§ **Written request**: Retype the data below without altering anything.

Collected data
========================================

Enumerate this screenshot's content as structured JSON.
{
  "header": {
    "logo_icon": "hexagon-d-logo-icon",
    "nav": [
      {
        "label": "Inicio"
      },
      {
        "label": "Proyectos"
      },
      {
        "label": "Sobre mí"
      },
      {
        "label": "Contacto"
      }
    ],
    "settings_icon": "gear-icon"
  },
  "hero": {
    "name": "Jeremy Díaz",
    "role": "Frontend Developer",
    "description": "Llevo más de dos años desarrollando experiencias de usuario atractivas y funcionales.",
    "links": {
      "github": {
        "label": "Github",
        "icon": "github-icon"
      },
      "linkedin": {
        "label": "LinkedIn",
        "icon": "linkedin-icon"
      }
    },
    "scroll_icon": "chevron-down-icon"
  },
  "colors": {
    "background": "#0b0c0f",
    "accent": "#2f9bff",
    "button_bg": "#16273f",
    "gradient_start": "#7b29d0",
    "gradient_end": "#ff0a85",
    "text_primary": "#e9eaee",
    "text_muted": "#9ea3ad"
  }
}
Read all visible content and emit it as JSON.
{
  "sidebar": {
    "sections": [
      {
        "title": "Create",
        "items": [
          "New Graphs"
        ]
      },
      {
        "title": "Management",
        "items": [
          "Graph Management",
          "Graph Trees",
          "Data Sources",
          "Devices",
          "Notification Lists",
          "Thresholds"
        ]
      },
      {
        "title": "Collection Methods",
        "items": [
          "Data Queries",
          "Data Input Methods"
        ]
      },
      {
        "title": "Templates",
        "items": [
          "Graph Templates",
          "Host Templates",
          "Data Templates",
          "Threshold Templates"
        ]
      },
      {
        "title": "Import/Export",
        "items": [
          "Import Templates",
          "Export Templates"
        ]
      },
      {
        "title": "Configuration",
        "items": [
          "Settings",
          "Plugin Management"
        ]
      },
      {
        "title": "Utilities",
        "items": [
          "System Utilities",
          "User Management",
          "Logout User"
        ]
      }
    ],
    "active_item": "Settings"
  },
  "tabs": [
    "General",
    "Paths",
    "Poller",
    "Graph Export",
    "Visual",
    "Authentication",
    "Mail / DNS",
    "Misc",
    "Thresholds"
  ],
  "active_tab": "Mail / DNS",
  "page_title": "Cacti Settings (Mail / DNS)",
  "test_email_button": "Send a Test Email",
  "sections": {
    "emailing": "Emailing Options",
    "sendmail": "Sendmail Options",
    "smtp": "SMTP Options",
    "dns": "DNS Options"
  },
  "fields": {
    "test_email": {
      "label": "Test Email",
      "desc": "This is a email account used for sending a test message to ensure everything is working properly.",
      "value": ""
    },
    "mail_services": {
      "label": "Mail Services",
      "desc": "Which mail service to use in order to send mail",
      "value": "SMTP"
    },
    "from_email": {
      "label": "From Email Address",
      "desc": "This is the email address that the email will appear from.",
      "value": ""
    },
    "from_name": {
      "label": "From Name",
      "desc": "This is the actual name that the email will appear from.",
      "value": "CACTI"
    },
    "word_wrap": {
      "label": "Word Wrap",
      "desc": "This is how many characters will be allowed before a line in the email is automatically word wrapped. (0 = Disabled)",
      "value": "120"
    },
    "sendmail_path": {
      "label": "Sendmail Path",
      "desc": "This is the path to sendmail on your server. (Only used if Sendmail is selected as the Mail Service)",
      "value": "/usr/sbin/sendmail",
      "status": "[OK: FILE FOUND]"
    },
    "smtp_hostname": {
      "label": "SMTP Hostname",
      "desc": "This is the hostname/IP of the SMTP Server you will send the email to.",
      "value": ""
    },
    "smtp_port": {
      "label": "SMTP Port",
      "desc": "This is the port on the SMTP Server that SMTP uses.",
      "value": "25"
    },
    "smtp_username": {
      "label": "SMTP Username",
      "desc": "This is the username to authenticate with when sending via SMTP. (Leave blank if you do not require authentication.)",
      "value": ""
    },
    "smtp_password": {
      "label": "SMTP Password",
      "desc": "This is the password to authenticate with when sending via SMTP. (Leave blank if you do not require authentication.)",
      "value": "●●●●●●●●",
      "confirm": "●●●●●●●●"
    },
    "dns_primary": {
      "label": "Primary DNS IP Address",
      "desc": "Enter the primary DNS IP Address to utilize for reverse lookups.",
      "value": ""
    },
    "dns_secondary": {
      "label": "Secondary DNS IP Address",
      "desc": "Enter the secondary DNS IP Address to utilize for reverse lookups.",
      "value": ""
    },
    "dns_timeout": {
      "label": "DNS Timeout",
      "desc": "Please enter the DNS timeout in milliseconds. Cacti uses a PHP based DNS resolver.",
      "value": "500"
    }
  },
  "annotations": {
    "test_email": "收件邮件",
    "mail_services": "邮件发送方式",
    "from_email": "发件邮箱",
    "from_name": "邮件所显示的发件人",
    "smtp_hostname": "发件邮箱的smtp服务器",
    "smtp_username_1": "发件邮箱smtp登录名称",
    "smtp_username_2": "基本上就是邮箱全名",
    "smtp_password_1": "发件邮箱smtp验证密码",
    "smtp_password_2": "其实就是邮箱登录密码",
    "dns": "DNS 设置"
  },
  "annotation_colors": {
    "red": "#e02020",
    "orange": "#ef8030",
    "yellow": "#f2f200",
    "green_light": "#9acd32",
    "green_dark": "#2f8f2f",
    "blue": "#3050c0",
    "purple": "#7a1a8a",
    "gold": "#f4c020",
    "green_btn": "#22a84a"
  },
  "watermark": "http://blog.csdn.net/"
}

========================================

§ **Response for this exercise**:
Enumerate this screenshot's content as structured JSON.
{
  "header": {
    "logo_icon": "hexagon-d-logo-icon",
    "nav": [
      {
        "label": "Inicio"
      },
      {
        "label": "Proyectos"
      },
      {
        "label": "Sobre mí"
      },
      {
        "label": "Contacto"
      }
    ],
    "settings_icon": "gear-icon"
  },
  "hero": {
    "name": "Jeremy Díaz",
    "role": "Frontend Developer",
    "description": "Llevo más de dos años desarrollando experiencias de usuario atractivas y funcionales.",
    "links": {
      "github": {
        "label": "Github",
        "icon": "github-icon"
      },
      "linkedin": {
        "label": "LinkedIn",
        "icon": "linkedin-icon"
      }
    },
    "scroll_icon": "chevron-down-icon"
  },
  "colors": {
    "background": "#0b0c0f",
    "accent": "#2f9bff",
    "button_bg": "#16273f",
    "gradient_start": "#7b29d0",
    "gradient_end": "#ff0a85",
    "text_primary": "#e9eaee",
    "text_muted": "#9ea3ad"
  }
}
Read all visible content and emit it as JSON.
{
  "sidebar": {
    "sections": [
      {
        "title": "Create",
        "items": [
          "New Graphs"
        ]
      },
      {
        "title": "Management",
        "items": [
          "Graph Management",
          "Graph Trees",
          "Data Sources",
          "Devices",
          "Notification Lists",
          "Thresholds"
        ]
      },
      {
        "title": "Collection Methods",
        "items": [
          "Data Queries",
          "Data Input Methods"
        ]
      },
      {
        "title": "Templates",
        "items": [
          "Graph Templates",
          "Host Templates",
          "Data Templates",
          "Threshold Templates"
        ]
      },
      {
        "title": "Import/Export",
        "items": [
          "Import Templates",
          "Export Templates"
        ]
      },
      {
        "title": "Configuration",
        "items": [
          "Settings",
          "Plugin Management"
        ]
      },
      {
        "title": "Utilities",
        "items": [
          "System Utilities",
          "User Management",
          "Logout User"
        ]
      }
    ],
    "active_item": "Settings"
  },
  "tabs": [
    "General",
    "Paths",
    "Poller",
    "Graph Export",
    "Visual",
    "Authentication",
    "Mail / DNS",
    "Misc",
    "Thresholds"
  ],
  "active_tab": "Mail / DNS",
  "page_title": "Cacti Settings (Mail / DNS)",
  "test_email_button": "Send a Test Email",
  "sections": {
    "emailing": "Emailing Options",
    "sendmail": "Sendmail Options",
    "smtp": "SMTP Options",
    "dns": "DNS Options"
  },
  "fields": {
    "test_email": {
      "label": "Test Email",
      "desc": "This is a email account used for sending a test message to ensure everything is working properly.",
      "value": ""
    },
    "mail_services": {
      "label": "Mail Services",
      "desc": "Which mail service to use in order to send mail",
      "value": "SMTP"
    },
    "from_email": {
      "label": "From Email Address",
      "desc": "This is the email address that the email will appear from.",
      "value": ""
    },
    "from_name": {
      "label": "From Name",
      "desc": "This is the actual name that the email will appear from.",
      "value": "CACTI"
    },
    "word_wrap": {
      "label": "Word Wrap",
      "desc": "This is how many characters will be allowed before a line in the email is automatically word wrapped. (0 = Disabled)",
      "value": "120"
    },
    "sendmail_path": {
      "label": "Sendmail Path",
      "desc": "This is the path to sendmail on your server. (Only used if Sendmail is selected as the Mail Service)",
      "value": "/usr/sbin/sendmail",
      "status": "[OK: FILE FOUND]"
    },
    "smtp_hostname": {
      "label": "SMTP Hostname",
      "desc": "This is the hostname/IP of the SMTP Server you will send the email to.",
      "value": ""
    },
    "smtp_port": {
      "label": "SMTP Port",
      "desc": "This is the port on the SMTP Server that SMTP uses.",
      "value": "25"
    },
    "smtp_username": {
      "label": "SMTP Username",
      "desc": "This is the username to authenticate with when sending via SMTP. (Leave blank if you do not require authentication.)",
      "value": ""
    },
    "smtp_password": {
      "label": "SMTP Password",
      "desc": "This is the password to authenticate with when sending via SMTP. (Leave blank if you do not require authentication.)",
      "value": "●●●●●●●●",
      "confirm": "●●●●●●●●"
    },
    "dns_primary": {
      "label": "Primary DNS IP Address",
      "desc": "Enter the primary DNS IP Address to utilize for reverse lookups.",
      "value": ""
    },
    "dns_secondary": {
      "label": "Secondary DNS IP Address",
      "desc": "Enter the secondary DNS IP Address to utilize for reverse lookups.",
      "value": ""
    },
    "dns_timeout": {
      "label": "DNS Timeout",
      "desc": "Please enter the DNS timeout in milliseconds. Cacti uses a PHP based DNS resolver.",
      "value": "500"
    }
  },
  "annotations": {
    "test_email": "收件邮件",
    "mail_services": "邮件发送方式",
    "from_email": "发件邮箱",
    "from_name": "邮件所显示的发件人",
    "smtp_hostname": "发件邮箱的smtp服务器",
    "smtp_username_1": "发件邮箱smtp登录名称",
    "smtp_username_2": "基本上就是邮箱全名",
    "smtp_password_1": "发件邮箱smtp验证密码",
    "smtp_password_2": "其实就是邮箱登录密码",
    "dns": "DNS 设置"
  },
  "annotation_colors": {
    "red": "#e02020",
    "orange": "#ef8030",
    "yellow": "#f2f200",
    "green_light": "#9acd32",
    "green_dark": "#2f8f2f",
    "blue": "#3050c0",
    "purple": "#7a1a8a",
    "gold": "#f4c020",
    "green_btn": "#22a84a"
  },
  "watermark": "http://blog.csdn.net/"
}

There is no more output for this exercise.